* [Brief]: The entries below are to be transcribed in full, without their images.

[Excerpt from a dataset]
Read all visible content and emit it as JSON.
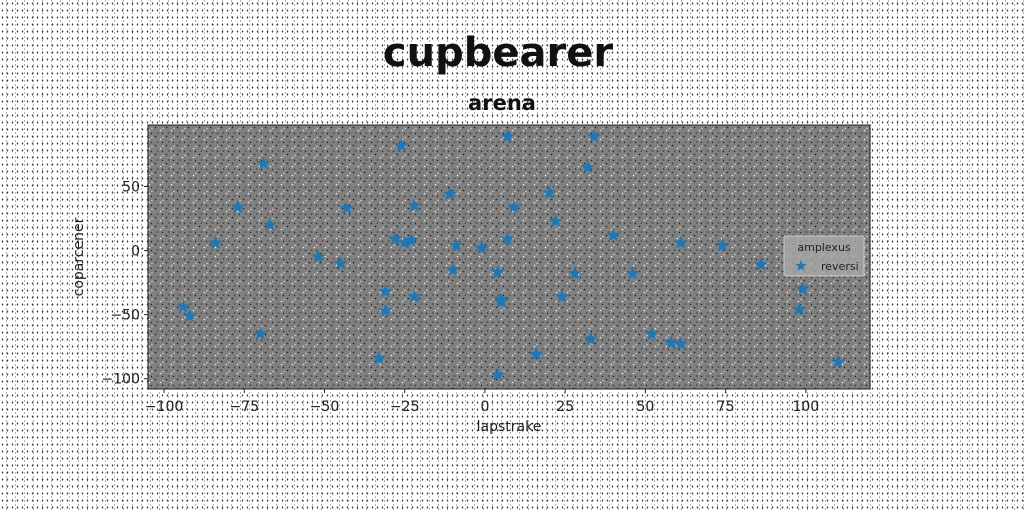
{
  "chart_data": {
    "type": "scatter",
    "title": "cupbearer",
    "subtitle": "arena",
    "xlabel": "lapstrake",
    "ylabel": "coparcener",
    "xlim": [
      -105,
      120
    ],
    "ylim": [
      -108,
      98
    ],
    "xticks": [
      -100,
      -75,
      -50,
      -25,
      0,
      25,
      50,
      75,
      100
    ],
    "yticks": [
      -100,
      -50,
      0,
      50
    ],
    "xtick_labels": [
      "−100",
      "−75",
      "−50",
      "−25",
      "0",
      "25",
      "50",
      "75",
      "100"
    ],
    "ytick_labels": [
      "−100",
      "−50",
      "0",
      "50"
    ],
    "grid": false,
    "background": "#808080",
    "marker": "star",
    "legend": {
      "title": "amplexus",
      "placement": "center-right"
    },
    "series": [
      {
        "name": "reversi",
        "color": "#1f77b4",
        "points": [
          [
            -94,
            -44
          ],
          [
            -92,
            -51
          ],
          [
            -84,
            6
          ],
          [
            -77,
            34
          ],
          [
            -70,
            -65
          ],
          [
            -69,
            68
          ],
          [
            -67,
            20
          ],
          [
            -52,
            -5
          ],
          [
            -45,
            -10
          ],
          [
            -43,
            33
          ],
          [
            -33,
            -84
          ],
          [
            -31,
            -32
          ],
          [
            -31,
            -47
          ],
          [
            -28,
            9
          ],
          [
            -26,
            82
          ],
          [
            -25,
            6
          ],
          [
            -23,
            8
          ],
          [
            -22,
            35
          ],
          [
            -22,
            -36
          ],
          [
            -11,
            44
          ],
          [
            -10,
            -15
          ],
          [
            -9,
            4
          ],
          [
            -1,
            2
          ],
          [
            4,
            -97
          ],
          [
            4,
            -17
          ],
          [
            5,
            -40
          ],
          [
            5,
            -38
          ],
          [
            7,
            89
          ],
          [
            7,
            9
          ],
          [
            9,
            34
          ],
          [
            16,
            -81
          ],
          [
            20,
            45
          ],
          [
            22,
            23
          ],
          [
            24,
            -36
          ],
          [
            28,
            -18
          ],
          [
            32,
            65
          ],
          [
            33,
            -69
          ],
          [
            34,
            89
          ],
          [
            40,
            12
          ],
          [
            46,
            -18
          ],
          [
            52,
            -65
          ],
          [
            58,
            -72
          ],
          [
            61,
            -73
          ],
          [
            61,
            6
          ],
          [
            74,
            4
          ],
          [
            86,
            -11
          ],
          [
            98,
            -46
          ],
          [
            99,
            -30
          ],
          [
            110,
            -87
          ]
        ]
      }
    ]
  }
}
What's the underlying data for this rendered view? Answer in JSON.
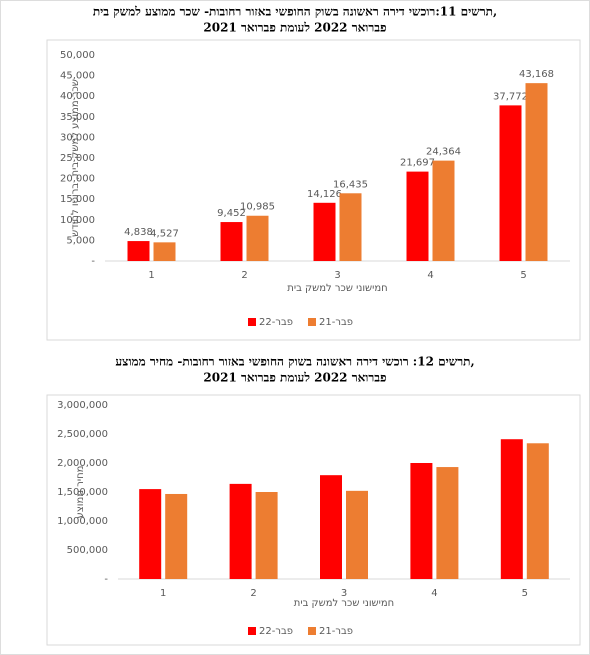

* [Final answer]:
Read all visible content and emit it as JSON.
{
  "chart_data": {
    "type": "scatter",
    "title": "cupbearer",
    "subtitle": "arena",
    "xlabel": "lapstrake",
    "ylabel": "coparcener",
    "xlim": [
      -105,
      120
    ],
    "ylim": [
      -108,
      98
    ],
    "xticks": [
      -100,
      -75,
      -50,
      -25,
      0,
      25,
      50,
      75,
      100
    ],
    "yticks": [
      -100,
      -50,
      0,
      50
    ],
    "xtick_labels": [
      "−100",
      "−75",
      "−50",
      "−25",
      "0",
      "25",
      "50",
      "75",
      "100"
    ],
    "ytick_labels": [
      "−100",
      "−50",
      "0",
      "50"
    ],
    "grid": false,
    "background": "#808080",
    "marker": "star",
    "legend": {
      "title": "amplexus",
      "placement": "center-right"
    },
    "series": [
      {
        "name": "reversi",
        "color": "#1f77b4",
        "points": [
          [
            -94,
            -44
          ],
          [
            -92,
            -51
          ],
          [
            -84,
            6
          ],
          [
            -77,
            34
          ],
          [
            -70,
            -65
          ],
          [
            -69,
            68
          ],
          [
            -67,
            20
          ],
          [
            -52,
            -5
          ],
          [
            -45,
            -10
          ],
          [
            -43,
            33
          ],
          [
            -33,
            -84
          ],
          [
            -31,
            -32
          ],
          [
            -31,
            -47
          ],
          [
            -28,
            9
          ],
          [
            -26,
            82
          ],
          [
            -25,
            6
          ],
          [
            -23,
            8
          ],
          [
            -22,
            35
          ],
          [
            -22,
            -36
          ],
          [
            -11,
            44
          ],
          [
            -10,
            -15
          ],
          [
            -9,
            4
          ],
          [
            -1,
            2
          ],
          [
            4,
            -97
          ],
          [
            4,
            -17
          ],
          [
            5,
            -40
          ],
          [
            5,
            -38
          ],
          [
            7,
            89
          ],
          [
            7,
            9
          ],
          [
            9,
            34
          ],
          [
            16,
            -81
          ],
          [
            20,
            45
          ],
          [
            22,
            23
          ],
          [
            24,
            -36
          ],
          [
            28,
            -18
          ],
          [
            32,
            65
          ],
          [
            33,
            -69
          ],
          [
            34,
            89
          ],
          [
            40,
            12
          ],
          [
            46,
            -18
          ],
          [
            52,
            -65
          ],
          [
            58,
            -72
          ],
          [
            61,
            -73
          ],
          [
            61,
            6
          ],
          [
            74,
            4
          ],
          [
            86,
            -11
          ],
          [
            98,
            -46
          ],
          [
            99,
            -30
          ],
          [
            110,
            -87
          ]
        ]
      }
    ]
  }
}
What's the underlying data for this rendered view? Answer in JSON.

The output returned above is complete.